Directions for this task: The required answer is a copy of each line in the entries below that includes "vice".

Segment Start: Data provided

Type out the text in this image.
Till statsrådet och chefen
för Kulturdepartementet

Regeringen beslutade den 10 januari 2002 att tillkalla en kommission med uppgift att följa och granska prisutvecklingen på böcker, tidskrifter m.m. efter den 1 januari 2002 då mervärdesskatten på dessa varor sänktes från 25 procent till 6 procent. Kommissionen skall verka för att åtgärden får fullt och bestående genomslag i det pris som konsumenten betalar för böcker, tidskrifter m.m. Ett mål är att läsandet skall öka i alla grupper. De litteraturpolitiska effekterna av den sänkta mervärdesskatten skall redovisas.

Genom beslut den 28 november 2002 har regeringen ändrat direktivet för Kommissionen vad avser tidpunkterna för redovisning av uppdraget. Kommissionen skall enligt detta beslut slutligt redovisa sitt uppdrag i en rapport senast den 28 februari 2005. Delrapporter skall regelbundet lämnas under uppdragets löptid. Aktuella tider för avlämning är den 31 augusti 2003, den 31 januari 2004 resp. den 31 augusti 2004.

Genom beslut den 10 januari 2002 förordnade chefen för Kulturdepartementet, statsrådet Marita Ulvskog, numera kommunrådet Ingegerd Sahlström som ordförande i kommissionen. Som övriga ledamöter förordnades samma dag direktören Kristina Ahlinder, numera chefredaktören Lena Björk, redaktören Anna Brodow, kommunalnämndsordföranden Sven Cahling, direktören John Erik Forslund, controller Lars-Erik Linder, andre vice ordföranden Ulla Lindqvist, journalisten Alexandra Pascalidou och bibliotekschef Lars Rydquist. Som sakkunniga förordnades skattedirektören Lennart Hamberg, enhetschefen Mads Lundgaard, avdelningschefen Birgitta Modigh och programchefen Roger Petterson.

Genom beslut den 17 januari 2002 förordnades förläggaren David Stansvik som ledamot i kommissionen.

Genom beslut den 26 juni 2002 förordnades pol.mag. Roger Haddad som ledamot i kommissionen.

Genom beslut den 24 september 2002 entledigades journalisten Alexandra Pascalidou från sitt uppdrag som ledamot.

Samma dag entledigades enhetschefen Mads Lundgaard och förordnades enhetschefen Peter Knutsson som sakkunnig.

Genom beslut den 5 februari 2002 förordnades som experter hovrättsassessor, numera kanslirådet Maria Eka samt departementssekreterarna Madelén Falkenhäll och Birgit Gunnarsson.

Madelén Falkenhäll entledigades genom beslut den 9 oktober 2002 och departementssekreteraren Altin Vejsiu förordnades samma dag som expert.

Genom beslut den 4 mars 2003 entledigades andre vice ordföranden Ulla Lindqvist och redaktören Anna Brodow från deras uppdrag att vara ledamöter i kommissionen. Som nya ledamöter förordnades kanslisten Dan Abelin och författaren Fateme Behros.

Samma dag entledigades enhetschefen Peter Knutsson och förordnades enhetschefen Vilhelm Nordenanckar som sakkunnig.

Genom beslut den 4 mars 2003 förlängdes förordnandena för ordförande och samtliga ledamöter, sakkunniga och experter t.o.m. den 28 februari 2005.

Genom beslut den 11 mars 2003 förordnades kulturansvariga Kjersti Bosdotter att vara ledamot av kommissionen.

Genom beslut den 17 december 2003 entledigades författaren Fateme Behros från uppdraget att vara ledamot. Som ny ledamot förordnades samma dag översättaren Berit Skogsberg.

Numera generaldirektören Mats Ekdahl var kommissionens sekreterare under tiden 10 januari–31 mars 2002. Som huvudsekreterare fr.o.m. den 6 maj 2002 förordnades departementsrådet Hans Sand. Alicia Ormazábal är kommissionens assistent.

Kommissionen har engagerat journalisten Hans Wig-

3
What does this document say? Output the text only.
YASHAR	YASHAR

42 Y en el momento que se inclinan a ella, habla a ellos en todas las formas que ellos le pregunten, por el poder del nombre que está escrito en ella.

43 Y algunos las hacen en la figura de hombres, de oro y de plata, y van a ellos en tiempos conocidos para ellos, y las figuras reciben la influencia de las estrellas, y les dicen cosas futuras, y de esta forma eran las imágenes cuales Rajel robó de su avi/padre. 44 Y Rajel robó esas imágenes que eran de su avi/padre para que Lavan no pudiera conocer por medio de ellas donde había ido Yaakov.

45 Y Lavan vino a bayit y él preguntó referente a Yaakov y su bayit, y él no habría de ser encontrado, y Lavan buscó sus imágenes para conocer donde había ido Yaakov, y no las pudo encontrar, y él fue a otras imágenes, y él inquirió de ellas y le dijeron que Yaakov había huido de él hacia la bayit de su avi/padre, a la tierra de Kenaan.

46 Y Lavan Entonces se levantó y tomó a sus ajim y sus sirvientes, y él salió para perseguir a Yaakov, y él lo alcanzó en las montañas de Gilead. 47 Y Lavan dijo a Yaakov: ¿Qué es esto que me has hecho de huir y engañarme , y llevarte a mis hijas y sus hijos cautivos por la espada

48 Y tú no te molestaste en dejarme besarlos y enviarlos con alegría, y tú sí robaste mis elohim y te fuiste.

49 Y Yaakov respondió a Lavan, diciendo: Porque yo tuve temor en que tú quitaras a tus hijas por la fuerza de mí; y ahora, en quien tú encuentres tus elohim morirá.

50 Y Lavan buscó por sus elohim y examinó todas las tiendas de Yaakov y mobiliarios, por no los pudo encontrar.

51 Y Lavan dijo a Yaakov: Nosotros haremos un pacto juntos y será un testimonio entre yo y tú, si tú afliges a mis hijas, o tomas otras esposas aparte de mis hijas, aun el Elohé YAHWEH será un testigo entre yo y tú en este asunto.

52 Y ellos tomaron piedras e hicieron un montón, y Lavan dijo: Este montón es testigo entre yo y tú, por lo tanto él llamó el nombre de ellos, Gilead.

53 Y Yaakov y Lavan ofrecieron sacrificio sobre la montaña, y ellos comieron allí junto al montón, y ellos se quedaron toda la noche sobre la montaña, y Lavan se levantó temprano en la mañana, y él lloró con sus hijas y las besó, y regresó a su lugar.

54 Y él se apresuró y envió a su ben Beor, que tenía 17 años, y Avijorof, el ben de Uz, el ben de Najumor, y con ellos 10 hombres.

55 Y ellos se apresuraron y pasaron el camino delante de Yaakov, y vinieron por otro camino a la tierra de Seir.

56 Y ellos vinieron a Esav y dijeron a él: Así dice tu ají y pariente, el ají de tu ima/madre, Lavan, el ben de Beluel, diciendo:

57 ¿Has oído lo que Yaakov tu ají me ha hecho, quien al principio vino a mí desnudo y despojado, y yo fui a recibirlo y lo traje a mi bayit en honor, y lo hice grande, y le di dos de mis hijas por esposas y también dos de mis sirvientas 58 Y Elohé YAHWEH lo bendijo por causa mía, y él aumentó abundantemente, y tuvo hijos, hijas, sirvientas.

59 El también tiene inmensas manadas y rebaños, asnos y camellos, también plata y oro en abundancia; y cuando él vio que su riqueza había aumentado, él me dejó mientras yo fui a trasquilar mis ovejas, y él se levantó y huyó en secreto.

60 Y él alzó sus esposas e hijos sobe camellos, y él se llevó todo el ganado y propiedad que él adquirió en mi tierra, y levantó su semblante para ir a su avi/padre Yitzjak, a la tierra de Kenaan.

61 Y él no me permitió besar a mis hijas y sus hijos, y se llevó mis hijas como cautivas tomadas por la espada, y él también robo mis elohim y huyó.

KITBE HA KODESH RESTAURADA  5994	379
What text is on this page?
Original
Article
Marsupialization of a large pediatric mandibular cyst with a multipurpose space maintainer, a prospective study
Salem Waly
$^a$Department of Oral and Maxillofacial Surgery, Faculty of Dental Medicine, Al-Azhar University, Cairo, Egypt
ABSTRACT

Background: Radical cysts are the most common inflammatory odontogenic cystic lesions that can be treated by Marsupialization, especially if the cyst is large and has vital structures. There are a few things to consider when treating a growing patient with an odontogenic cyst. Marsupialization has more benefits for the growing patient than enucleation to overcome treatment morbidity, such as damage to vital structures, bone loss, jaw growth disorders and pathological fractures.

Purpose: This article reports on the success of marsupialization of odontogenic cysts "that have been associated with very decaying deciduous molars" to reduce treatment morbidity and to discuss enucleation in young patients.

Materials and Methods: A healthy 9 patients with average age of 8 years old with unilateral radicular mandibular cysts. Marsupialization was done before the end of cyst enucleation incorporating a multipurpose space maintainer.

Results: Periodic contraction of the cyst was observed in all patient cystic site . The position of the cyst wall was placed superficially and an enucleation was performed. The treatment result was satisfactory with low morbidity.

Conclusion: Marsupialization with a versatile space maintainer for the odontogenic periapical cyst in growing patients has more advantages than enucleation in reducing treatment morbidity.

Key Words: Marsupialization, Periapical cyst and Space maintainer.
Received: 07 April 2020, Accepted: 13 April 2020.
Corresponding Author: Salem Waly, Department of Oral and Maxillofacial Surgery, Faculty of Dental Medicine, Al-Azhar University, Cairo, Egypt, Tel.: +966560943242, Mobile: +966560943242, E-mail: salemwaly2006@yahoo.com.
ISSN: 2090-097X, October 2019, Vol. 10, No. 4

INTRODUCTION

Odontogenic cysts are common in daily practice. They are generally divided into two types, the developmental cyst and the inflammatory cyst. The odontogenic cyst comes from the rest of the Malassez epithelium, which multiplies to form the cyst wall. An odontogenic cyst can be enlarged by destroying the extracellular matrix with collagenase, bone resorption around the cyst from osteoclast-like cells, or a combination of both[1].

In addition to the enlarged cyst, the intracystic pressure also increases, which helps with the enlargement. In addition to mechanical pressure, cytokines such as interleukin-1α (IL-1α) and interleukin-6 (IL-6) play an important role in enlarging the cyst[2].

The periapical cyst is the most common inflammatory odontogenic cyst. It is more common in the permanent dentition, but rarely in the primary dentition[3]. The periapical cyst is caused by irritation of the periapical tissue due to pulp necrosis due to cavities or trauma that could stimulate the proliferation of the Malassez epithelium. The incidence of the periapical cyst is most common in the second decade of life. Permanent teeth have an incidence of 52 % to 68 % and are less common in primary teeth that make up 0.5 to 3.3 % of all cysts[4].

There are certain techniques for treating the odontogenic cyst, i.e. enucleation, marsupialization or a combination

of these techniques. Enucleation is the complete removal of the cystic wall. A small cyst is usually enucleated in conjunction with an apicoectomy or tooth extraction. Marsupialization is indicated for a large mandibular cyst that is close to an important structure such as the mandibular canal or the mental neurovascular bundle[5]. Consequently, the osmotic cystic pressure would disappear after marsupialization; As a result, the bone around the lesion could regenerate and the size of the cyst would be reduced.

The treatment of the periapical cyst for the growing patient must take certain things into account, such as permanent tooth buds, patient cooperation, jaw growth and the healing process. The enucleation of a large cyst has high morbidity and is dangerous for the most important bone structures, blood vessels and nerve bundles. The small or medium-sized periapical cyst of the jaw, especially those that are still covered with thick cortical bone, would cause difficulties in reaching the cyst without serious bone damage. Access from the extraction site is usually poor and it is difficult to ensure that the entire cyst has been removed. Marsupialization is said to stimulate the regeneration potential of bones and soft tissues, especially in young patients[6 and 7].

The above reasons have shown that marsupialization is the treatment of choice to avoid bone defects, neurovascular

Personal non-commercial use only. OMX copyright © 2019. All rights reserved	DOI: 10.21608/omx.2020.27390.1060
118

Segment End: Data provided

Exercise output:
Genom beslut den 10 januari 2002 förordnade chefen för Kulturdepartementet, statsrådet Marita Ulvskog, numera kommunrådet Ingegerd Sahlström som ordförande i kommissionen. Som övriga ledamöter förordnades samma dag direktören Kristina Ahlinder, numera chefredaktören Lena Björk, redaktören Anna Brodow, kommunalnämndsordföranden Sven Cahling, direktören John Erik Forslund, controller Lars-Erik Linder, andre vice ordföranden Ulla Lindqvist, journalisten Alexandra Pascalidou och bibliotekschef Lars Rydquist. Som sakkunniga förordnades skattedirektören Lennart Hamberg, enhetschefen Mads Lundgaard, avdelningschefen Birgitta Modigh och programchefen Roger Petterson.
Genom beslut den 4 mars 2003 entledigades andre vice ordföranden Ulla Lindqvist och redaktören Anna Brodow från deras uppdrag att vara ledamöter i kommissionen. Som nya ledamöter förordnades kanslisten Dan Abelin och författaren Fateme Behros.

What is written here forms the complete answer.